### TASK PROMPT:
Read the records and gather each line that includes "JSON".

===== RECORDS SHOWN

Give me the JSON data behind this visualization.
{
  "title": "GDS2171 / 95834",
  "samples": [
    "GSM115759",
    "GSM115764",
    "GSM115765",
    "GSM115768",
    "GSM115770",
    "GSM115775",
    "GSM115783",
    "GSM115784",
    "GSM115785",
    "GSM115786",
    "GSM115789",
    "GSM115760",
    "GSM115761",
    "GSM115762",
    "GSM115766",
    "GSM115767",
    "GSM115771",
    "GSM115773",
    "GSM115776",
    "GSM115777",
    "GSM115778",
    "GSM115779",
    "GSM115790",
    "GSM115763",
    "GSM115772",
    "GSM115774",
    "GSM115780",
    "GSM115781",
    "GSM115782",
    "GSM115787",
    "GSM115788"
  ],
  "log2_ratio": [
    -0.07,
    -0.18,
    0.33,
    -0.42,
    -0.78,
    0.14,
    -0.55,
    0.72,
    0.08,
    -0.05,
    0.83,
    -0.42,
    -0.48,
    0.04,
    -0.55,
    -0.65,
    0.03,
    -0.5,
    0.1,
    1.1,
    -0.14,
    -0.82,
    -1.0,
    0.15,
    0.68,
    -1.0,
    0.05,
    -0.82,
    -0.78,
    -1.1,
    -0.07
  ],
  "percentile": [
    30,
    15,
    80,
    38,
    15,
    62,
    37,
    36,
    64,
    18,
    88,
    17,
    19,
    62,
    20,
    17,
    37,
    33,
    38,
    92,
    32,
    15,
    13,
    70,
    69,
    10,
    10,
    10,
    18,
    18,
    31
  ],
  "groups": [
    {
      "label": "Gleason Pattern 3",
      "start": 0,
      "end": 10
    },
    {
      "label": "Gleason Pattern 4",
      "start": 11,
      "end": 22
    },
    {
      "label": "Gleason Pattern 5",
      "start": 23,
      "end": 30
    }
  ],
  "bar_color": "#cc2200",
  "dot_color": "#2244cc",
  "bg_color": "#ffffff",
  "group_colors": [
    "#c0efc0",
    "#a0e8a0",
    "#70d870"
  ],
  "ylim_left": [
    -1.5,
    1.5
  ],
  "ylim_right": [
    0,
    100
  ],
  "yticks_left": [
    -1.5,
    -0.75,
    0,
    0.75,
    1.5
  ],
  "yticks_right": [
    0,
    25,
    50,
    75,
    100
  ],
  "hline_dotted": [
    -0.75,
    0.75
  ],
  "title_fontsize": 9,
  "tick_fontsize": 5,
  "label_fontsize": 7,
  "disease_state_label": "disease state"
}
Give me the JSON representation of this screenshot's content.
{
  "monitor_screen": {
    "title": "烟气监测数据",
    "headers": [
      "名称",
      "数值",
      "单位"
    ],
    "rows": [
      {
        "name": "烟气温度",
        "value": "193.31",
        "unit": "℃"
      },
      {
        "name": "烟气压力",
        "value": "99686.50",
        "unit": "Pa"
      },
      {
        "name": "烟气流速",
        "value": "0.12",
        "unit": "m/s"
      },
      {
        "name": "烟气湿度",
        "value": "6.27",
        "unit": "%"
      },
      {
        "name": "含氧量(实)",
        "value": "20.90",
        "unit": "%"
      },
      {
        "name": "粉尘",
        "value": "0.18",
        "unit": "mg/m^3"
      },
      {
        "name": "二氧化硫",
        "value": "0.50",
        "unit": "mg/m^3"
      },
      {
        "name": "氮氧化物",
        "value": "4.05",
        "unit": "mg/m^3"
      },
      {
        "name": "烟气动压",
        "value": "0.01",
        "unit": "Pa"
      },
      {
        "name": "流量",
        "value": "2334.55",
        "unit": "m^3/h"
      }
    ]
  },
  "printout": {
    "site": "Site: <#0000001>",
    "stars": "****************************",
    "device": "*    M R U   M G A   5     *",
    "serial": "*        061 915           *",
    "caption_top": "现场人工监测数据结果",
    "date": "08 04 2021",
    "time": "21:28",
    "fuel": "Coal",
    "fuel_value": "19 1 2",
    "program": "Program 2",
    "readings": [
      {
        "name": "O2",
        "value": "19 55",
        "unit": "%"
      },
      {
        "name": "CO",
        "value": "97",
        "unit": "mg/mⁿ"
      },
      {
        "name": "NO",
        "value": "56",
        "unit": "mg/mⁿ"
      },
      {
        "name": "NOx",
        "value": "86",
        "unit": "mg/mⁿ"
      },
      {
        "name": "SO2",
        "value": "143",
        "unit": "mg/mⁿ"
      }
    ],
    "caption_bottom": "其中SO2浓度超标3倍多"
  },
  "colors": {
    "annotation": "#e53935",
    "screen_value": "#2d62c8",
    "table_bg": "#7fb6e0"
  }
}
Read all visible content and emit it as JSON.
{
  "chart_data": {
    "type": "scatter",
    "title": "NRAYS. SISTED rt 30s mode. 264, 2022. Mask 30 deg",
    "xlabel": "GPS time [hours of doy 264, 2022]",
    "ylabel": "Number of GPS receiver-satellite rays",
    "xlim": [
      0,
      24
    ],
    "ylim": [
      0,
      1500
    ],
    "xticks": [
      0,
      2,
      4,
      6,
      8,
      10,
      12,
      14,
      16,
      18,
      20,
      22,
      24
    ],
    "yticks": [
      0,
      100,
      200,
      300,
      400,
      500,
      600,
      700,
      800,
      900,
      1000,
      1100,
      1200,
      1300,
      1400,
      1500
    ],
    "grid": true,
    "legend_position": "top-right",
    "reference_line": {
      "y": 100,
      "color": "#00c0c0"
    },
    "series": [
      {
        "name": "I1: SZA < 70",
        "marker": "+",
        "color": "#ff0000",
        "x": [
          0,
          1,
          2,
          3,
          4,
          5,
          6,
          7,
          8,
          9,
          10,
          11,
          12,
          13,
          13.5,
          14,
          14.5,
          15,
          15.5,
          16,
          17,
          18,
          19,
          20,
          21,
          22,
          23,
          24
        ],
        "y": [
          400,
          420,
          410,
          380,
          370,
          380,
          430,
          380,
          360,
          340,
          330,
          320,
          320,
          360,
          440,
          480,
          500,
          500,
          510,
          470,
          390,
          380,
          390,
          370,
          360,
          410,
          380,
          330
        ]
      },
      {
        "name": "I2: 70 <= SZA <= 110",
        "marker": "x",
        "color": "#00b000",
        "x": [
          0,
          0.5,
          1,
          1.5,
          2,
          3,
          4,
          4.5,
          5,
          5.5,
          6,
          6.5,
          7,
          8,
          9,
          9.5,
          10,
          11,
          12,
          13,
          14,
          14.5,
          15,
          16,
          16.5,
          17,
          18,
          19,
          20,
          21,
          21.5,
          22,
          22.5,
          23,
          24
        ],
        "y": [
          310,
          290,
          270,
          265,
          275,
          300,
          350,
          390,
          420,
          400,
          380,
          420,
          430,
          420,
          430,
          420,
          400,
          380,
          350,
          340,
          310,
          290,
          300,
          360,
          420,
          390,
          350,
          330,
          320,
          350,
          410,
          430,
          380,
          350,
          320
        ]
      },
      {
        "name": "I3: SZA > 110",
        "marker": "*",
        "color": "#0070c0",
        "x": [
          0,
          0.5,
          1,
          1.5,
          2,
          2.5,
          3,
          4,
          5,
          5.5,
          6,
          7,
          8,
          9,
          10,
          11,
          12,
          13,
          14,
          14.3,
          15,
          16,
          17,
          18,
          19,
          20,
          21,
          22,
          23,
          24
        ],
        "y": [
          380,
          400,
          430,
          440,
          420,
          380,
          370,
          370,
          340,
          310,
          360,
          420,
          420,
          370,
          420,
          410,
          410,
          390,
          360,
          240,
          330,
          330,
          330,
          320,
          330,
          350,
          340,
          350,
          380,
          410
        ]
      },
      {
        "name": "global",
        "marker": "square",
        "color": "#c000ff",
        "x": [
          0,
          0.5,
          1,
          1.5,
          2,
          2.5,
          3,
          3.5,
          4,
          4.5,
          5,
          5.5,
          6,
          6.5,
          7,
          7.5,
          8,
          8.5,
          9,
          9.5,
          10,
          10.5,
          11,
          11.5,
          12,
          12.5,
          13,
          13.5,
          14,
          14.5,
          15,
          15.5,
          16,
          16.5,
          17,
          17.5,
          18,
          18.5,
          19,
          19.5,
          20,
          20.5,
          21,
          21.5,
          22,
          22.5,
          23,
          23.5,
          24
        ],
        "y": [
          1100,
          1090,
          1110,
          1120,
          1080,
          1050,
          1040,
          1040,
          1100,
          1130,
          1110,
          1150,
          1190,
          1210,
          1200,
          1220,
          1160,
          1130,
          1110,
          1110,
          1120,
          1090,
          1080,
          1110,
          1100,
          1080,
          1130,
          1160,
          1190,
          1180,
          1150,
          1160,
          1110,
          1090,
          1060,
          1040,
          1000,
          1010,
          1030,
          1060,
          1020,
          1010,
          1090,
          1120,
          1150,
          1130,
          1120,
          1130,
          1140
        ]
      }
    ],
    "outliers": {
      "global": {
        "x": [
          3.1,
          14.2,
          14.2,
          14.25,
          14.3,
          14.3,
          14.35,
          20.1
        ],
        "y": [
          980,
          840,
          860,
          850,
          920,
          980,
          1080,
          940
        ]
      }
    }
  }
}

==========

### REPLY TO THE EXERCISE:
Give me the JSON data behind this visualization.
Give me the JSON representation of this screenshot's content.
Read all visible content and emit it as JSON.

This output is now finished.